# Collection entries
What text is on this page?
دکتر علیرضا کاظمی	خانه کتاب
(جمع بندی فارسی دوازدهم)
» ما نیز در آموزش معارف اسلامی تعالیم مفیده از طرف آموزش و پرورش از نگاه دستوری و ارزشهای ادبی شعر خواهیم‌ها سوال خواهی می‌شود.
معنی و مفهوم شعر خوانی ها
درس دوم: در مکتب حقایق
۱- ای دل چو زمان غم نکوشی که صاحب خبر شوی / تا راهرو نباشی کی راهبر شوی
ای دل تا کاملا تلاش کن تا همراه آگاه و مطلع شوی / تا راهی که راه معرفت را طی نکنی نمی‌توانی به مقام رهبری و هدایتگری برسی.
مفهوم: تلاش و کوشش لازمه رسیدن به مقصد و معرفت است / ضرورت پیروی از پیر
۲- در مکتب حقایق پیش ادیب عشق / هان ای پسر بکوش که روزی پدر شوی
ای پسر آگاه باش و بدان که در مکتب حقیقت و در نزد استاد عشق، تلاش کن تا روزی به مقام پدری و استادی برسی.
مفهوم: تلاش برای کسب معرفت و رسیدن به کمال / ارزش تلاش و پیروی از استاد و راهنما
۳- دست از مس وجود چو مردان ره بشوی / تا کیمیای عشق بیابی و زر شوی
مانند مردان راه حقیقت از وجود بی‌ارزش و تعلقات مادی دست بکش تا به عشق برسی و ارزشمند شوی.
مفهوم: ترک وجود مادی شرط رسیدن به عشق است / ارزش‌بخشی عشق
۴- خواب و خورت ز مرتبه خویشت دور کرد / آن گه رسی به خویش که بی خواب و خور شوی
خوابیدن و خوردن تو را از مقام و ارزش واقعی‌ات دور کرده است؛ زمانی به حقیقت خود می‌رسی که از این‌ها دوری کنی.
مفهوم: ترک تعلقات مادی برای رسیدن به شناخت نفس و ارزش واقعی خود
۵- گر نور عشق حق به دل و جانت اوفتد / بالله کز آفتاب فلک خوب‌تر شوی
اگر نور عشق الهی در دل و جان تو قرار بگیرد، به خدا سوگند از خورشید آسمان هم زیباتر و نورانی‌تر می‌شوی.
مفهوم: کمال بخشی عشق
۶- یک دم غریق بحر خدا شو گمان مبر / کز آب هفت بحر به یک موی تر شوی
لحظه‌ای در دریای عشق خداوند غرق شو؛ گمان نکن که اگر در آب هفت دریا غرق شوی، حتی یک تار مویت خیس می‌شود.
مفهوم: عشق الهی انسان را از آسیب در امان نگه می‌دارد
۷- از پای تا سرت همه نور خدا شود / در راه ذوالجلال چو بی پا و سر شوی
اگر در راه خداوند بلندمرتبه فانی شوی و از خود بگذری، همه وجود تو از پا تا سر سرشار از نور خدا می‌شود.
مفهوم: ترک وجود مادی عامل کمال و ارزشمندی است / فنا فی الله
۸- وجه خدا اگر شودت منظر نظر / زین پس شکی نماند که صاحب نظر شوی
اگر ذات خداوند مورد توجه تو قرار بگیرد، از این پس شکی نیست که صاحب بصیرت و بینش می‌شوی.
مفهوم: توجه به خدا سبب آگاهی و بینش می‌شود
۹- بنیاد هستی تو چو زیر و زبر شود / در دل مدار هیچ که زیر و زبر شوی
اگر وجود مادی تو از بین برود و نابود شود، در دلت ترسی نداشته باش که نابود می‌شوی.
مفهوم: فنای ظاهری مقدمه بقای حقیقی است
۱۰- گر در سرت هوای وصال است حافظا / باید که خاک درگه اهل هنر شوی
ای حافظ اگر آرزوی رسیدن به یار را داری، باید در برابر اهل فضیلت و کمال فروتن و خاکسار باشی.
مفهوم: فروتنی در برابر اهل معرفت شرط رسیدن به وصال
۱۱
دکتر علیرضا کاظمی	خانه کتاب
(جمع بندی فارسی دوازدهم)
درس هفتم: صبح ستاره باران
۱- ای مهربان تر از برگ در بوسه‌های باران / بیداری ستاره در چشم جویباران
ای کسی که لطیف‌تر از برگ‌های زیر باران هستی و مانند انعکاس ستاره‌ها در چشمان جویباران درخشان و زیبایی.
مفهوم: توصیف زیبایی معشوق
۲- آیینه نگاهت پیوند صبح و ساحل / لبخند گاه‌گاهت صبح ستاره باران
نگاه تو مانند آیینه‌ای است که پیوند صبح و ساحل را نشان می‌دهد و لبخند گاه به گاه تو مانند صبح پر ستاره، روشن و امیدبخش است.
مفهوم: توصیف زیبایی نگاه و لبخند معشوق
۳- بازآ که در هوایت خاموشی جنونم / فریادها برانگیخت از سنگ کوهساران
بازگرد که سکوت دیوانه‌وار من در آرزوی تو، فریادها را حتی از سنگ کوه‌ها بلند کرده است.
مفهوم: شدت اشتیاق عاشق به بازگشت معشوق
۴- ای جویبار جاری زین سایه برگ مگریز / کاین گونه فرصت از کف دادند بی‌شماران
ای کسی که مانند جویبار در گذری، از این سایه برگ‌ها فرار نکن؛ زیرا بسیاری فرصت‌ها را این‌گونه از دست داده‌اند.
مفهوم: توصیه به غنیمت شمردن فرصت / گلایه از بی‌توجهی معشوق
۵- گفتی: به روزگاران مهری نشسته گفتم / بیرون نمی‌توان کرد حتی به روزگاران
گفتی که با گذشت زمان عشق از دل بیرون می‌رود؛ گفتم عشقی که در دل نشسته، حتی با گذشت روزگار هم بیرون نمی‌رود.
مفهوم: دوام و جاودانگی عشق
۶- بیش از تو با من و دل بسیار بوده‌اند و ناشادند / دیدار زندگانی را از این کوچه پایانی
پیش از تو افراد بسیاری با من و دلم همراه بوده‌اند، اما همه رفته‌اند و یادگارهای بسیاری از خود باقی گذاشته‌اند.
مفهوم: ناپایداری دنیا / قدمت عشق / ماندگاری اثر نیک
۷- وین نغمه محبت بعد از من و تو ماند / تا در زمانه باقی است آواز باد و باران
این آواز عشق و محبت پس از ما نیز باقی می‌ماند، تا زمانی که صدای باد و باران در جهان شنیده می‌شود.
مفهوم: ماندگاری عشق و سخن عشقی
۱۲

# Set problem
Repeat the listing above without any change.

# Full response
What text is on this page?
دکتر علیرضا کاظمی	خانه کتاب
(جمع بندی فارسی دوازدهم)
» ما نیز در آموزش معارف اسلامی تعالیم مفیده از طرف آموزش و پرورش از نگاه دستوری و ارزشهای ادبی شعر خواهیم‌ها سوال خواهی می‌شود.
معنی و مفهوم شعر خوانی ها
درس دوم: در مکتب حقایق
۱- ای دل چو زمان غم نکوشی که صاحب خبر شوی / تا راهرو نباشی کی راهبر شوی
ای دل تا کاملا تلاش کن تا همراه آگاه و مطلع شوی / تا راهی که راه معرفت را طی نکنی نمی‌توانی به مقام رهبری و هدایتگری برسی.
مفهوم: تلاش و کوشش لازمه رسیدن به مقصد و معرفت است / ضرورت پیروی از پیر
۲- در مکتب حقایق پیش ادیب عشق / هان ای پسر بکوش که روزی پدر شوی
ای پسر آگاه باش و بدان که در مکتب حقیقت و در نزد استاد عشق، تلاش کن تا روزی به مقام پدری و استادی برسی.
مفهوم: تلاش برای کسب معرفت و رسیدن به کمال / ارزش تلاش و پیروی از استاد و راهنما
۳- دست از مس وجود چو مردان ره بشوی / تا کیمیای عشق بیابی و زر شوی
مانند مردان راه حقیقت از وجود بی‌ارزش و تعلقات مادی دست بکش تا به عشق برسی و ارزشمند شوی.
مفهوم: ترک وجود مادی شرط رسیدن به عشق است / ارزش‌بخشی عشق
۴- خواب و خورت ز مرتبه خویشت دور کرد / آن گه رسی به خویش که بی خواب و خور شوی
خوابیدن و خوردن تو را از مقام و ارزش واقعی‌ات دور کرده است؛ زمانی به حقیقت خود می‌رسی که از این‌ها دوری کنی.
مفهوم: ترک تعلقات مادی برای رسیدن به شناخت نفس و ارزش واقعی خود
۵- گر نور عشق حق به دل و جانت اوفتد / بالله کز آفتاب فلک خوب‌تر شوی
اگر نور عشق الهی در دل و جان تو قرار بگیرد، به خدا سوگند از خورشید آسمان هم زیباتر و نورانی‌تر می‌شوی.
مفهوم: کمال بخشی عشق
۶- یک دم غریق بحر خدا شو گمان مبر / کز آب هفت بحر به یک موی تر شوی
لحظه‌ای در دریای عشق خداوند غرق شو؛ گمان نکن که اگر در آب هفت دریا غرق شوی، حتی یک تار مویت خیس می‌شود.
مفهوم: عشق الهی انسان را از آسیب در امان نگه می‌دارد
۷- از پای تا سرت همه نور خدا شود / در راه ذوالجلال چو بی پا و سر شوی
اگر در راه خداوند بلندمرتبه فانی شوی و از خود بگذری، همه وجود تو از پا تا سر سرشار از نور خدا می‌شود.
مفهوم: ترک وجود مادی عامل کمال و ارزشمندی است / فنا فی الله
۸- وجه خدا اگر شودت منظر نظر / زین پس شکی نماند که صاحب نظر شوی
اگر ذات خداوند مورد توجه تو قرار بگیرد، از این پس شکی نیست که صاحب بصیرت و بینش می‌شوی.
مفهوم: توجه به خدا سبب آگاهی و بینش می‌شود
۹- بنیاد هستی تو چو زیر و زبر شود / در دل مدار هیچ که زیر و زبر شوی
اگر وجود مادی تو از بین برود و نابود شود، در دلت ترسی نداشته باش که نابود می‌شوی.
مفهوم: فنای ظاهری مقدمه بقای حقیقی است
۱۰- گر در سرت هوای وصال است حافظا / باید که خاک درگه اهل هنر شوی
ای حافظ اگر آرزوی رسیدن به یار را داری، باید در برابر اهل فضیلت و کمال فروتن و خاکسار باشی.
مفهوم: فروتنی در برابر اهل معرفت شرط رسیدن به وصال
۱۱
دکتر علیرضا کاظمی	خانه کتاب
(جمع بندی فارسی دوازدهم)
درس هفتم: صبح ستاره باران
۱- ای مهربان تر از برگ در بوسه‌های باران / بیداری ستاره در چشم جویباران
ای کسی که لطیف‌تر از برگ‌های زیر باران هستی و مانند انعکاس ستاره‌ها در چشمان جویباران درخشان و زیبایی.
مفهوم: توصیف زیبایی معشوق
۲- آیینه نگاهت پیوند صبح و ساحل / لبخند گاه‌گاهت صبح ستاره باران
نگاه تو مانند آیینه‌ای است که پیوند صبح و ساحل را نشان می‌دهد و لبخند گاه به گاه تو مانند صبح پر ستاره، روشن و امیدبخش است.
مفهوم: توصیف زیبایی نگاه و لبخند معشوق
۳- بازآ که در هوایت خاموشی جنونم / فریادها برانگیخت از سنگ کوهساران
بازگرد که سکوت دیوانه‌وار من در آرزوی تو، فریادها را حتی از سنگ کوه‌ها بلند کرده است.
مفهوم: شدت اشتیاق عاشق به بازگشت معشوق
۴- ای جویبار جاری زین سایه برگ مگریز / کاین گونه فرصت از کف دادند بی‌شماران
ای کسی که مانند جویبار در گذری، از این سایه برگ‌ها فرار نکن؛ زیرا بسیاری فرصت‌ها را این‌گونه از دست داده‌اند.
مفهوم: توصیه به غنیمت شمردن فرصت / گلایه از بی‌توجهی معشوق
۵- گفتی: به روزگاران مهری نشسته گفتم / بیرون نمی‌توان کرد حتی به روزگاران
گفتی که با گذشت زمان عشق از دل بیرون می‌رود؛ گفتم عشقی که در دل نشسته، حتی با گذشت روزگار هم بیرون نمی‌رود.
مفهوم: دوام و جاودانگی عشق
۶- بیش از تو با من و دل بسیار بوده‌اند و ناشادند / دیدار زندگانی را از این کوچه پایانی
پیش از تو افراد بسیاری با من و دلم همراه بوده‌اند، اما همه رفته‌اند و یادگارهای بسیاری از خود باقی گذاشته‌اند.
مفهوم: ناپایداری دنیا / قدمت عشق / ماندگاری اثر نیک
۷- وین نغمه محبت بعد از من و تو ماند / تا در زمانه باقی است آواز باد و باران
این آواز عشق و محبت پس از ما نیز باقی می‌ماند، تا زمانی که صدای باد و باران در جهان شنیده می‌شود.
مفهوم: ماندگاری عشق و سخن عشقی
۱۲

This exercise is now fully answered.